** WRITTEN REQUEST **
Only a number is required: how many lines of the material contain the word "million"?

------------------------------------

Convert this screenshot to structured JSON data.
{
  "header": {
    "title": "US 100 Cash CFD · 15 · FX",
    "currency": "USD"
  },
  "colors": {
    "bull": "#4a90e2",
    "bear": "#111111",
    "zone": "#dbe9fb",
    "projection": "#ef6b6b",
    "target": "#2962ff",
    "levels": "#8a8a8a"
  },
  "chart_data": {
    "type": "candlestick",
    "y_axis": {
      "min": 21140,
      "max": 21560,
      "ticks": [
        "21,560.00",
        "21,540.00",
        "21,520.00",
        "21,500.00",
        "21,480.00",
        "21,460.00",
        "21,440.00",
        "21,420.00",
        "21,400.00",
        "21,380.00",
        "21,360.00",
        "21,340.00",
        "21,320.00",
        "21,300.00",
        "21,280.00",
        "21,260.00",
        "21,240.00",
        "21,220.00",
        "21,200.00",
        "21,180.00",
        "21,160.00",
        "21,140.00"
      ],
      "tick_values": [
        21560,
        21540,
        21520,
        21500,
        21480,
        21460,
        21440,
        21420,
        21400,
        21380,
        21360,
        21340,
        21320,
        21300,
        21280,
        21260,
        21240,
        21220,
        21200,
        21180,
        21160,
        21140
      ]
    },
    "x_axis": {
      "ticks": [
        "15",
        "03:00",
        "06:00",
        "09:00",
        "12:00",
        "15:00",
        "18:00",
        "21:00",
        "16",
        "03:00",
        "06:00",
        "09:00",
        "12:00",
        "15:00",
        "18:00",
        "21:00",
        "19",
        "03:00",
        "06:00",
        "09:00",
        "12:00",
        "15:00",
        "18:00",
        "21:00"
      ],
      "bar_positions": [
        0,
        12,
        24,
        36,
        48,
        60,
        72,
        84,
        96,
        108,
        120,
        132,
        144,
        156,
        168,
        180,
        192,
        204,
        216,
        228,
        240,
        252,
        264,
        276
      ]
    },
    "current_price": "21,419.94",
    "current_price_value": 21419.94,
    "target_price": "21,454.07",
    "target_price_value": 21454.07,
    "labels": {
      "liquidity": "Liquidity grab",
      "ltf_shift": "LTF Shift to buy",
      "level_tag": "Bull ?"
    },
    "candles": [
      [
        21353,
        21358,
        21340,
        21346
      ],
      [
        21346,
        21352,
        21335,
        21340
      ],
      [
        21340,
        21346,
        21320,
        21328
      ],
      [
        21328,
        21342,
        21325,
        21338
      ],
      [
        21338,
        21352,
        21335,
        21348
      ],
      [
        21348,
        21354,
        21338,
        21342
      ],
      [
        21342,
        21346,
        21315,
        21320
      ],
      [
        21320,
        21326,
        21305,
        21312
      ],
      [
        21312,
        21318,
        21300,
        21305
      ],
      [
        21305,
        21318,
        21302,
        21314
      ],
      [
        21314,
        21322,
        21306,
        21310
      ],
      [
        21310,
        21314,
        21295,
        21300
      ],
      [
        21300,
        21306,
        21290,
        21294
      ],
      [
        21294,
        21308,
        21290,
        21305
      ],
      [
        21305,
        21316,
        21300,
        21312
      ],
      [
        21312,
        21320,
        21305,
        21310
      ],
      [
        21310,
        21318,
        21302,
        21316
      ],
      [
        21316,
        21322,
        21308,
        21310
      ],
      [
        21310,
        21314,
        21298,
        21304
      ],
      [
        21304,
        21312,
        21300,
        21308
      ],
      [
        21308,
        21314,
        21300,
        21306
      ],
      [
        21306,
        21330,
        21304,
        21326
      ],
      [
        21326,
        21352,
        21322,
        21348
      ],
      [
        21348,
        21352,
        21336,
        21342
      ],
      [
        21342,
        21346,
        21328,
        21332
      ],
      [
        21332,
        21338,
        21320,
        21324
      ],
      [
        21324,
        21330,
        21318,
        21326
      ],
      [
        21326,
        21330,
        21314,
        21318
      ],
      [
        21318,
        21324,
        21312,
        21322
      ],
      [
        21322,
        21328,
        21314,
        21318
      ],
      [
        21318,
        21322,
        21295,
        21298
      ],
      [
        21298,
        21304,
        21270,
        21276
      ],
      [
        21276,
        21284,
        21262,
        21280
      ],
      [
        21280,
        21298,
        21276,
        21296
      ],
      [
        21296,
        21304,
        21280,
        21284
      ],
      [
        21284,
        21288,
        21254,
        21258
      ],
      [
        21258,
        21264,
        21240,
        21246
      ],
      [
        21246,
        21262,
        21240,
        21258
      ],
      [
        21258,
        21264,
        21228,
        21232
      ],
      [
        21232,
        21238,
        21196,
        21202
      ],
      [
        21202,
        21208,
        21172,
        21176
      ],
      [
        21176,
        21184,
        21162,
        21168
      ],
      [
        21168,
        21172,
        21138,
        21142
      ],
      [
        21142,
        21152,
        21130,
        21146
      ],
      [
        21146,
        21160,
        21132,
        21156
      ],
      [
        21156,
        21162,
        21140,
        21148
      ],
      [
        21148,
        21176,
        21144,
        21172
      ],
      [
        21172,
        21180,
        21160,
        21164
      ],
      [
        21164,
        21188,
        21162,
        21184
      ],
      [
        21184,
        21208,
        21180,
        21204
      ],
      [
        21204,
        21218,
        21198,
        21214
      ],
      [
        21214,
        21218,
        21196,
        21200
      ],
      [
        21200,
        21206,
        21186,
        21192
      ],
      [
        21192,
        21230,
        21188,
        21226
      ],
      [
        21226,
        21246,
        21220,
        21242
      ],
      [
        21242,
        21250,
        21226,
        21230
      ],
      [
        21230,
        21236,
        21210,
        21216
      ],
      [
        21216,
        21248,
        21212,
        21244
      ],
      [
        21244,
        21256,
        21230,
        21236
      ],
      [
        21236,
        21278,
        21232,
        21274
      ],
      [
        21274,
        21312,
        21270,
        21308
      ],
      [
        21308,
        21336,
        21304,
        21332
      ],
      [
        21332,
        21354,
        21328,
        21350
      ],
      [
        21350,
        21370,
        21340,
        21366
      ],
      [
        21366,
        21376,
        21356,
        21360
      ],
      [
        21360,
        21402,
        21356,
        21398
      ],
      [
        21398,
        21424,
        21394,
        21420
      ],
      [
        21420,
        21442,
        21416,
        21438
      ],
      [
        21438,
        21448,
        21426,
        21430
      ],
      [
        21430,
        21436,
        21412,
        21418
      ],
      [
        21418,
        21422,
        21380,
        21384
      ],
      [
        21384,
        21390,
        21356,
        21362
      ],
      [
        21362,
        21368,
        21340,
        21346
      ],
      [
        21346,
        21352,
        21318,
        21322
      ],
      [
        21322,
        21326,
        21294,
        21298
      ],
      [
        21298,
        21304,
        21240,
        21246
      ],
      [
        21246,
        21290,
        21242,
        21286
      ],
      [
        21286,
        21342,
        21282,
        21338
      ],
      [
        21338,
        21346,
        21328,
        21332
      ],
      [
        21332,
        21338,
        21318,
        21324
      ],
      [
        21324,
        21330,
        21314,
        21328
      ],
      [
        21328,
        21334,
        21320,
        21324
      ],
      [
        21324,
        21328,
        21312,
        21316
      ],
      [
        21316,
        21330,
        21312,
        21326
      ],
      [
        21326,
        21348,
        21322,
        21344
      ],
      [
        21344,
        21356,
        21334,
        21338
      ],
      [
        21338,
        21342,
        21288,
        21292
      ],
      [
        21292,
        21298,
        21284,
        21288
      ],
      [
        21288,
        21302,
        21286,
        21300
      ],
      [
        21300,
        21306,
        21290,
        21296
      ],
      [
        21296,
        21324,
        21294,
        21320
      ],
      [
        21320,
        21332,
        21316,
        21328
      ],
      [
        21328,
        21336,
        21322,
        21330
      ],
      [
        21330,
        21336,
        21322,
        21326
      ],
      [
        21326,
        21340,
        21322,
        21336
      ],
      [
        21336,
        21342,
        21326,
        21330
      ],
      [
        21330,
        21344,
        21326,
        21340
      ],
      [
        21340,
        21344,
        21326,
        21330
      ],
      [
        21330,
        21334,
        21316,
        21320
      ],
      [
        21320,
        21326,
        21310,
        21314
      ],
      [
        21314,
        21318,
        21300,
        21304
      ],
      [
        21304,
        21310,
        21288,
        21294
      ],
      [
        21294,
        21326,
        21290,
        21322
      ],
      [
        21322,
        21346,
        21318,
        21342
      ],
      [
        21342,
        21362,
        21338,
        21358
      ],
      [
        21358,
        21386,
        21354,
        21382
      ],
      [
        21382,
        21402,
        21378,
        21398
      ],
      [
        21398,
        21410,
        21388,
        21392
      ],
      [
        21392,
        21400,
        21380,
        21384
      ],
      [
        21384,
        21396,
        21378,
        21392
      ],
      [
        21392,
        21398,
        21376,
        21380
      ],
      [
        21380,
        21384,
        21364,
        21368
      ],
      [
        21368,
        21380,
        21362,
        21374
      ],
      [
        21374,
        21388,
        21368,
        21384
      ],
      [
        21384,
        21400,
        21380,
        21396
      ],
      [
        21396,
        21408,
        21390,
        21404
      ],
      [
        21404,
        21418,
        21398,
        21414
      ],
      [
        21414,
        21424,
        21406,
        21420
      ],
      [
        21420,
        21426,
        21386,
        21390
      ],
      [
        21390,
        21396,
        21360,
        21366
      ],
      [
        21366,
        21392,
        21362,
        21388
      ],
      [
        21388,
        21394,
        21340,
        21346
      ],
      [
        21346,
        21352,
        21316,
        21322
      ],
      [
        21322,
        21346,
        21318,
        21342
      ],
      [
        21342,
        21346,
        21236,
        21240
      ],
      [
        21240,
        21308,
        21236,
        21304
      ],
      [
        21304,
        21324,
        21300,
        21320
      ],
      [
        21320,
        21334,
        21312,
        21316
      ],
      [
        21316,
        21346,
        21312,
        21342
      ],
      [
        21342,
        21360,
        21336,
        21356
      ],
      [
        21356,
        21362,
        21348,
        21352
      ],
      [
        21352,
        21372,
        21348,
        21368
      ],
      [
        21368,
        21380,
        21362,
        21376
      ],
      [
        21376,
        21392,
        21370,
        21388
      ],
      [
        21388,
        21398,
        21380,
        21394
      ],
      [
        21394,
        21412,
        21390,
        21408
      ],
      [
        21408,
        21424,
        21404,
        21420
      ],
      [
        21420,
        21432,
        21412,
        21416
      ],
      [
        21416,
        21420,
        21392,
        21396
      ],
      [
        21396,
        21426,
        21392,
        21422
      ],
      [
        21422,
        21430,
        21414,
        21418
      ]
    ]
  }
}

------------------------------------

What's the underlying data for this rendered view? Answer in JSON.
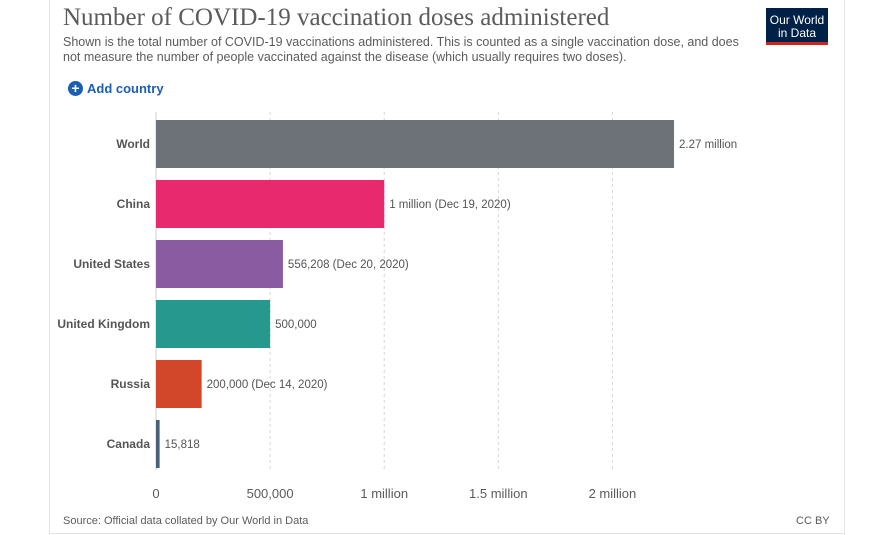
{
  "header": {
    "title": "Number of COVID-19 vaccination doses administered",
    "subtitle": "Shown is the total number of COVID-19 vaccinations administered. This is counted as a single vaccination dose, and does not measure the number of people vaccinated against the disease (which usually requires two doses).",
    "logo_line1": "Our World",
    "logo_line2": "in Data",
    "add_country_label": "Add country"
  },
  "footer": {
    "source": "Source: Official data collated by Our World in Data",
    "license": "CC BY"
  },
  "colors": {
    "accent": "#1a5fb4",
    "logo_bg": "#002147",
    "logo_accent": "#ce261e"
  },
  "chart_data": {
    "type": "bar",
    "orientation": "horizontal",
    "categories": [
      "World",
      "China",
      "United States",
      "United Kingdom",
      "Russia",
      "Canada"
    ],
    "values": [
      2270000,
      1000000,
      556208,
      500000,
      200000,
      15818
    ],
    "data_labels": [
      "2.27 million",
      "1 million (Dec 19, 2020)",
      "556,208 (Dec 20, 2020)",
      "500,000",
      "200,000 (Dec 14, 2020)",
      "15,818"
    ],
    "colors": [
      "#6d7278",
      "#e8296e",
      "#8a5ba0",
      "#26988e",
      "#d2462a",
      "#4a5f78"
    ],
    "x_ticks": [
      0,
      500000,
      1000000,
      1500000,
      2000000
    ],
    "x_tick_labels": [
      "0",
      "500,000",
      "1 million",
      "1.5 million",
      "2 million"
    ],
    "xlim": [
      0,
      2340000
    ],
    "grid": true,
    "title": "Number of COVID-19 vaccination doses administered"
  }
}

------------------------------------

** TASK SOLUTION **
5